### GIVEN REQUEST
Which lines below hold the word "this"? Report each one.

### SUPPLIED RECORDS

---+---

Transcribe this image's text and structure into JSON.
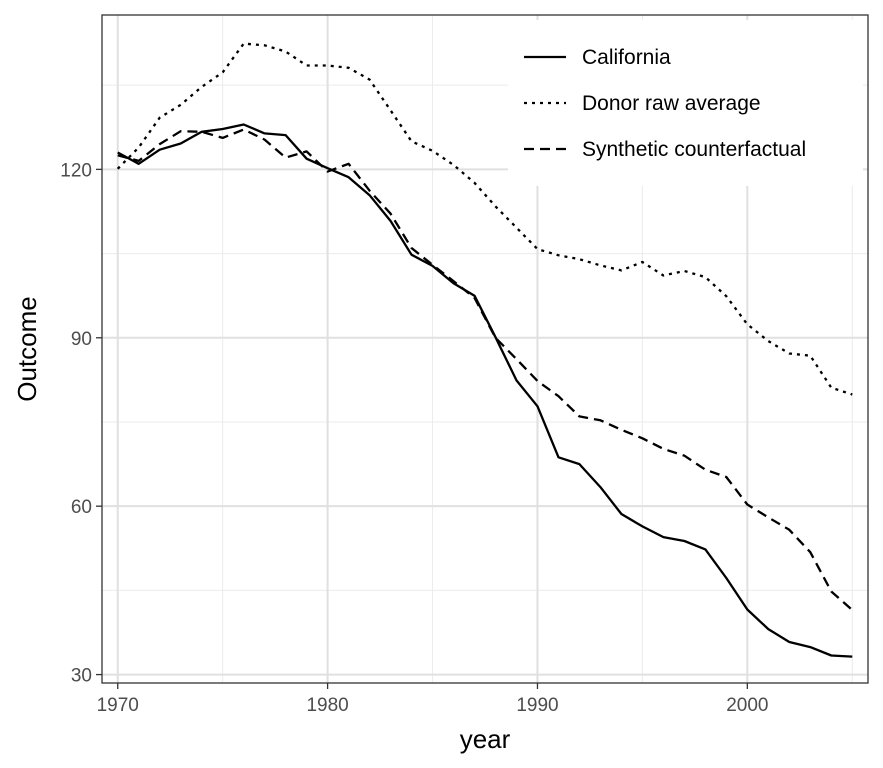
{
  "chart_data": {
    "type": "line",
    "title": "",
    "xlabel": "year",
    "ylabel": "Outcome",
    "xlim": [
      1969.25,
      2005.75
    ],
    "ylim": [
      28.5,
      147.5
    ],
    "x_ticks": [
      1970,
      1980,
      1990,
      2000
    ],
    "y_ticks": [
      30,
      60,
      90,
      120
    ],
    "x_tick_labels": [
      "1970",
      "1980",
      "1990",
      "2000"
    ],
    "y_tick_labels": [
      "30",
      "60",
      "90",
      "120"
    ],
    "grid": true,
    "legend_position": "top-right",
    "x": [
      1970,
      1971,
      1972,
      1973,
      1974,
      1975,
      1976,
      1977,
      1978,
      1979,
      1980,
      1981,
      1982,
      1983,
      1984,
      1985,
      1986,
      1987,
      1988,
      1989,
      1990,
      1991,
      1992,
      1993,
      1994,
      1995,
      1996,
      1997,
      1998,
      1999,
      2000,
      2001,
      2002,
      2003,
      2004,
      2005
    ],
    "series": [
      {
        "name": "California",
        "linestyle": "solid",
        "values": [
          123.0,
          121.0,
          123.5,
          124.6,
          126.7,
          127.2,
          128.0,
          126.4,
          126.1,
          121.9,
          120.2,
          118.6,
          115.4,
          110.8,
          104.8,
          102.8,
          99.7,
          97.5,
          90.1,
          82.4,
          77.8,
          68.7,
          67.5,
          63.4,
          58.6,
          56.4,
          54.5,
          53.8,
          52.3,
          47.2,
          41.6,
          38.1,
          35.8,
          34.9,
          33.4,
          33.2
        ]
      },
      {
        "name": "Donor raw average",
        "linestyle": "dotted",
        "values": [
          120.1,
          123.9,
          129.2,
          131.5,
          134.7,
          137.3,
          142.4,
          142.1,
          141.0,
          138.5,
          138.5,
          138.1,
          136.0,
          130.5,
          125.0,
          123.3,
          120.8,
          117.6,
          113.4,
          109.6,
          105.8,
          104.7,
          104.0,
          102.9,
          102.0,
          103.5,
          101.1,
          101.9,
          100.8,
          97.4,
          92.4,
          89.4,
          87.2,
          86.8,
          81.1,
          79.9
        ]
      },
      {
        "name": "Synthetic counterfactual",
        "linestyle": "dashed",
        "values": [
          122.5,
          121.5,
          124.5,
          126.8,
          126.7,
          125.6,
          127.1,
          125.3,
          122.1,
          123.2,
          119.6,
          121.0,
          116.2,
          112.1,
          106.0,
          103.0,
          100.1,
          97.1,
          90.0,
          86.2,
          82.3,
          79.6,
          76.0,
          75.3,
          73.6,
          72.1,
          70.2,
          69.0,
          66.5,
          65.2,
          60.3,
          58.0,
          55.8,
          51.8,
          44.8,
          41.5
        ]
      }
    ]
  }
}
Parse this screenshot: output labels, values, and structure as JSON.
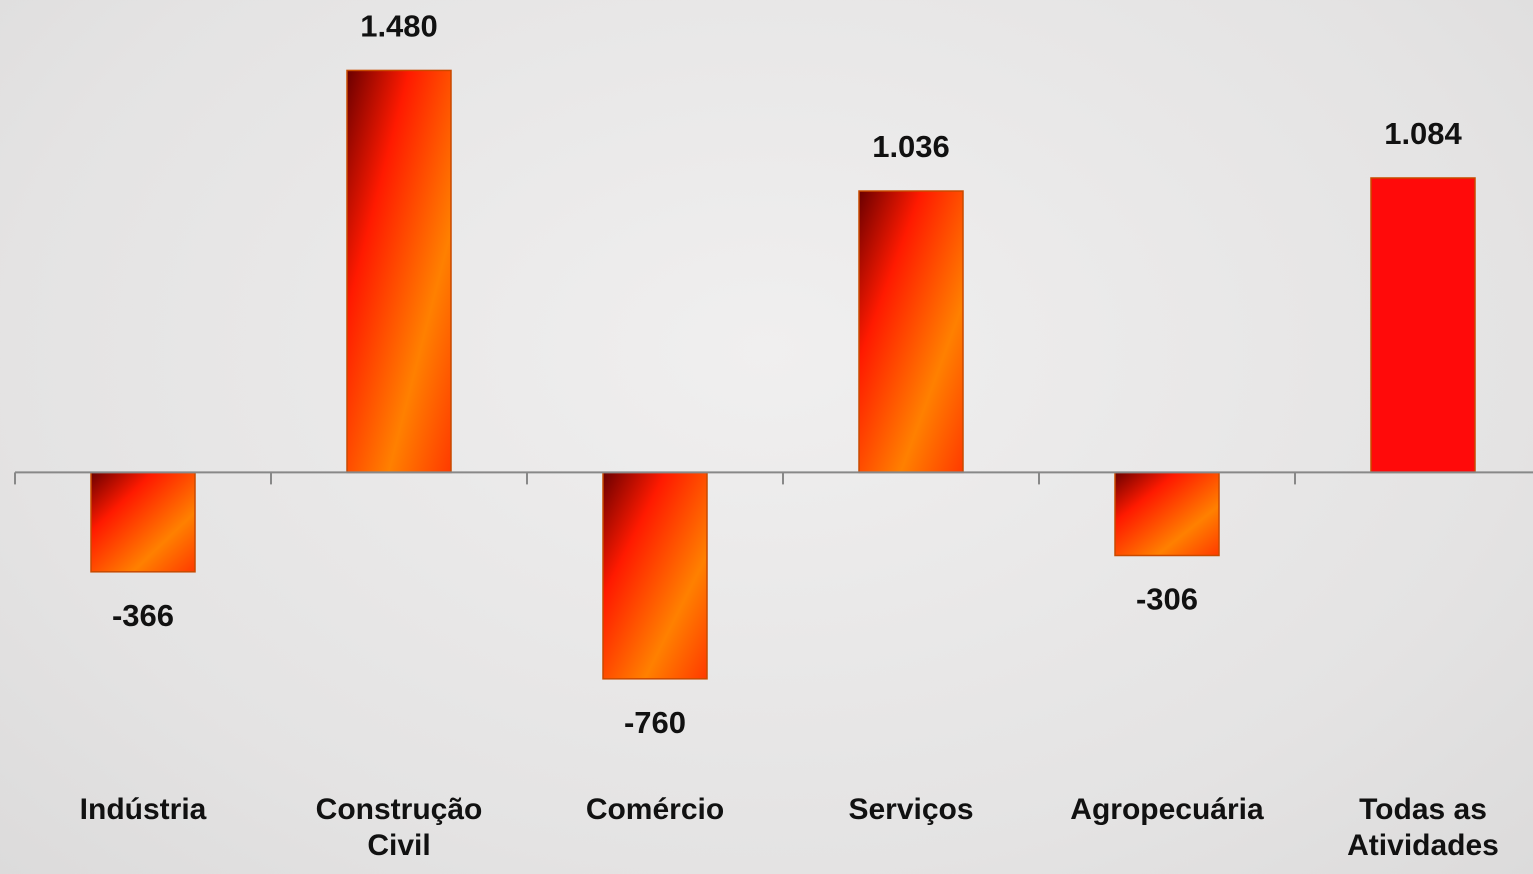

---+---

### COMPLETE ANSWER
Transcribe this image's text and structure into JSON.
Parse this screenshot: output labels, values, and structure as JSON.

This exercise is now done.